Read the lines that follow and tally those with the word "métier"; give the number and nothing else.

Stored items
┌──

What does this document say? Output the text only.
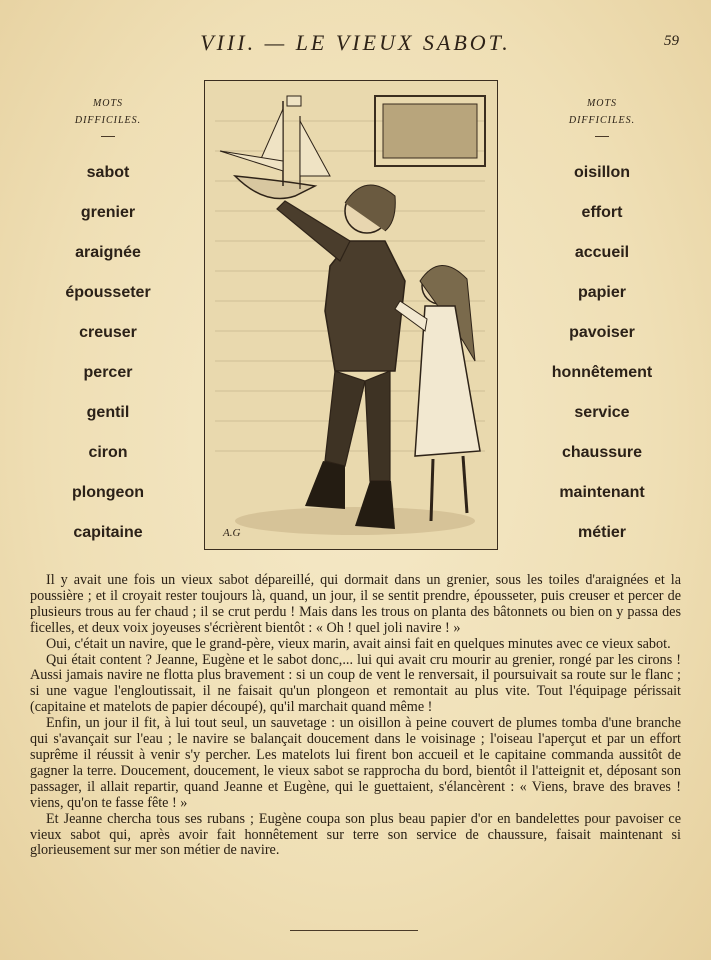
VIII. — LE VIEUX SABOT.	59
MOTS
DIFFICILES.
sabot
grenier
araignée
épousseter
creuser
percer
gentil
ciron
plongeon
capitaine	A.G
MOTS
DIFFICILES.
oisillon
effort
accueil
papier
pavoiser
honnêtement
service
chaussure
maintenant
métier

Il y avait une fois un vieux sabot dépareillé, qui dormait dans un grenier, sous les toiles d'araignées et la poussière ; et il croyait rester toujours là, quand, un jour, il se sentit prendre, épousseter, puis creuser et percer de plusieurs trous au fer chaud ; il se crut perdu ! Mais dans les trous on planta des bâtonnets ou bien on y passa des ficelles, et deux voix joyeuses s'écrièrent bientôt : « Oh ! quel joli navire ! »

Oui, c'était un navire, que le grand-père, vieux marin, avait ainsi fait en quelques minutes avec ce vieux sabot.

Qui était content ? Jeanne, Eugène et le sabot donc,... lui qui avait cru mourir au grenier, rongé par les cirons ! Aussi jamais navire ne flotta plus bravement : si un coup de vent le renversait, il poursuivait sa route sur le flanc ; si une vague l'engloutissait, il ne faisait qu'un plongeon et remontait au plus vite. Tout l'équipage périssait (capitaine et matelots de papier découpé), qu'il marchait quand même !

Enfin, un jour il fit, à lui tout seul, un sauvetage : un oisillon à peine couvert de plumes tomba d'une branche qui s'avançait sur l'eau ; le navire se balançait doucement dans le voisinage ; l'oiseau l'aperçut et par un effort suprême il réussit à venir s'y percher. Les matelots lui firent bon accueil et le capitaine commanda aussitôt de gagner la terre. Doucement, doucement, le vieux sabot se rapprocha du bord, bientôt il l'atteignit et, déposant son passager, il allait repartir, quand Jeanne et Eugène, qui le guettaient, s'élancèrent : « Viens, brave des braves ! viens, qu'on te fasse fête ! »

Et Jeanne chercha tous ses rubans ; Eugène coupa son plus beau papier d'or en bandelettes pour pavoiser ce vieux sabot qui, après avoir fait honnêtement sur terre son service de chaussure, faisait maintenant si glorieusement sur mer son métier de navire.
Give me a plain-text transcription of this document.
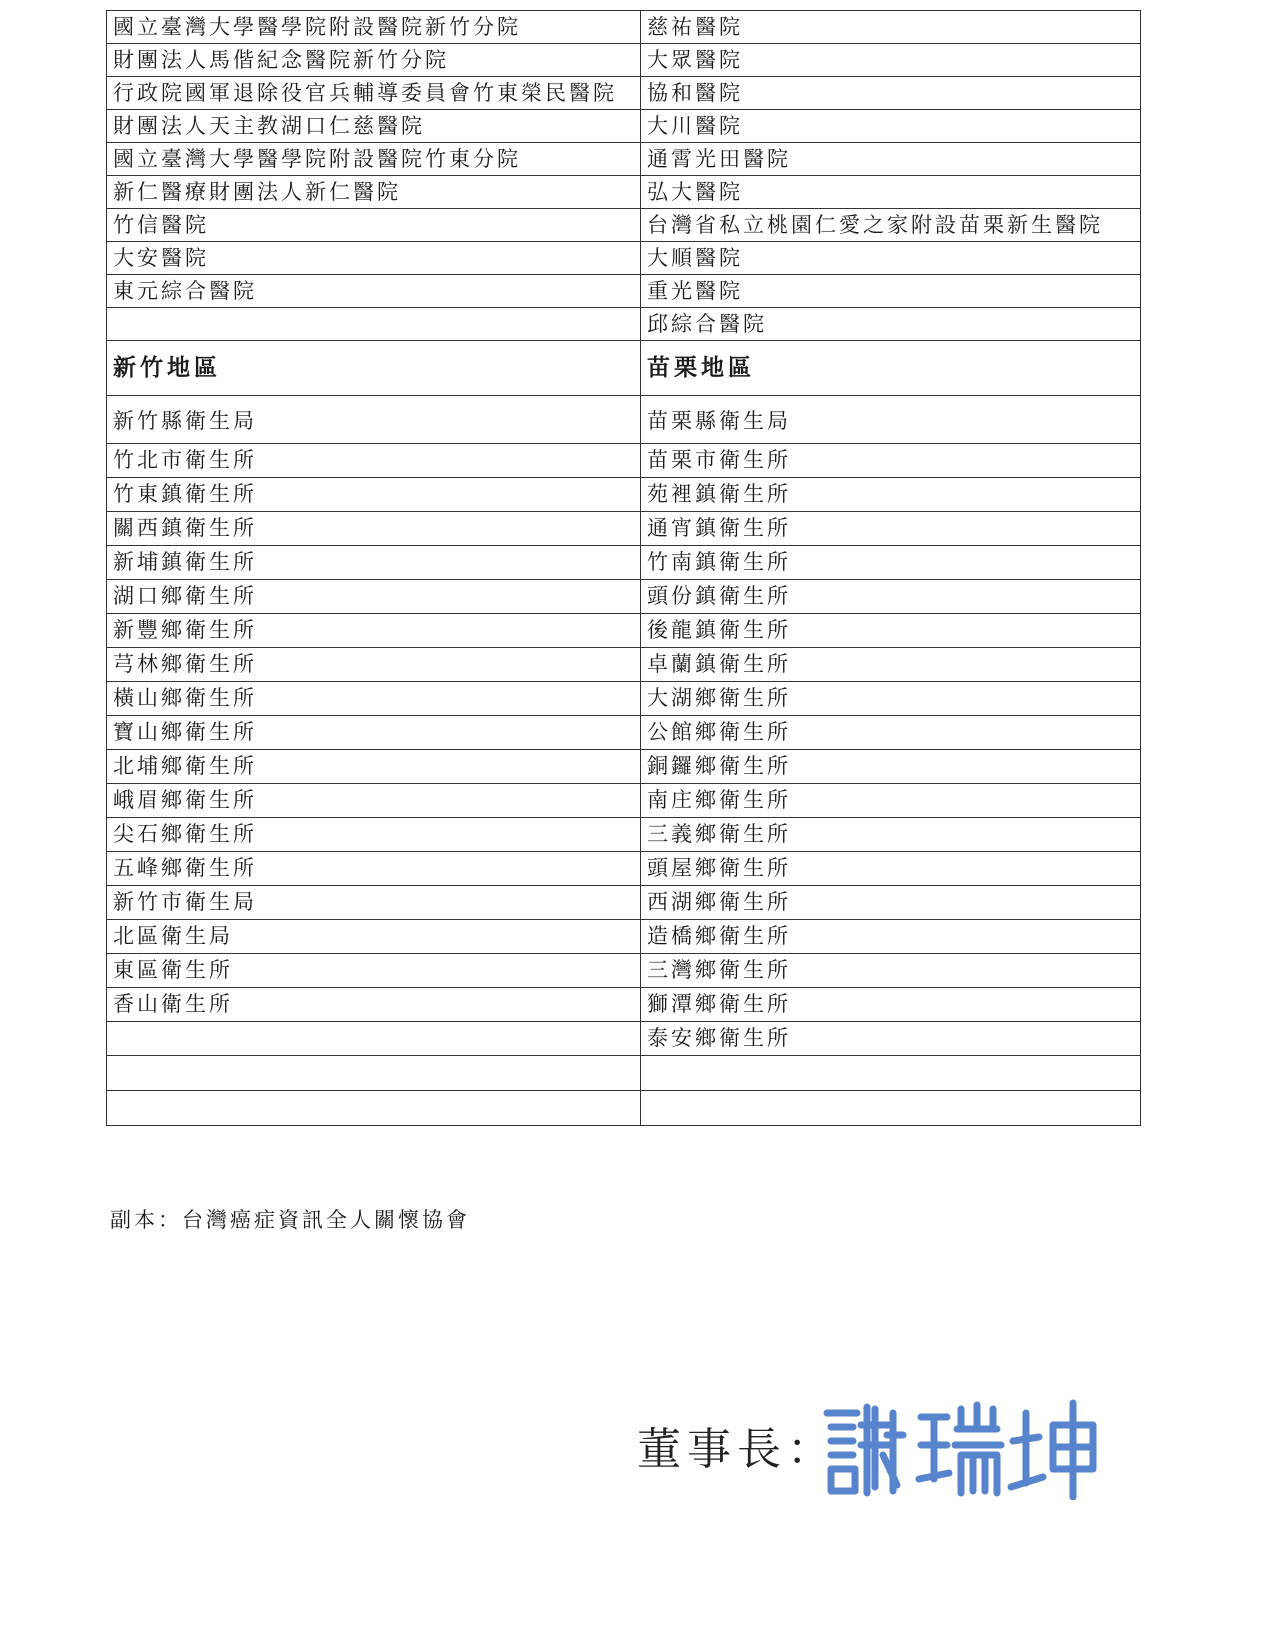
國立臺灣大學醫學院附設醫院新竹分院	慈祐醫院
財團法人馬偕紀念醫院新竹分院	大眾醫院
行政院國軍退除役官兵輔導委員會竹東榮民醫院	協和醫院
財團法人天主教湖口仁慈醫院	大川醫院
國立臺灣大學醫學院附設醫院竹東分院	通霄光田醫院
新仁醫療財團法人新仁醫院	弘大醫院
竹信醫院	台灣省私立桃園仁愛之家附設苗栗新生醫院
大安醫院	大順醫院
東元綜合醫院	重光醫院
	邱綜合醫院
新竹地區	苗栗地區
新竹縣衛生局	苗栗縣衛生局
竹北市衛生所	苗栗市衛生所
竹東鎮衛生所	苑裡鎮衛生所
關西鎮衛生所	通宵鎮衛生所
新埔鎮衛生所	竹南鎮衛生所
湖口鄉衛生所	頭份鎮衛生所
新豐鄉衛生所	後龍鎮衛生所
芎林鄉衛生所	卓蘭鎮衛生所
橫山鄉衛生所	大湖鄉衛生所
寶山鄉衛生所	公館鄉衛生所
北埔鄉衛生所	銅鑼鄉衛生所
峨眉鄉衛生所	南庄鄉衛生所
尖石鄉衛生所	三義鄉衛生所
五峰鄉衛生所	頭屋鄉衛生所
新竹市衛生局	西湖鄉衛生所
北區衛生局	造橋鄉衛生所
東區衛生所	三灣鄉衛生所
香山衛生所	獅潭鄉衛生所
	泰安鄉衛生所

副本：台灣癌症資訊全人關懷協會
董事長：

└──

* [Answer below]
2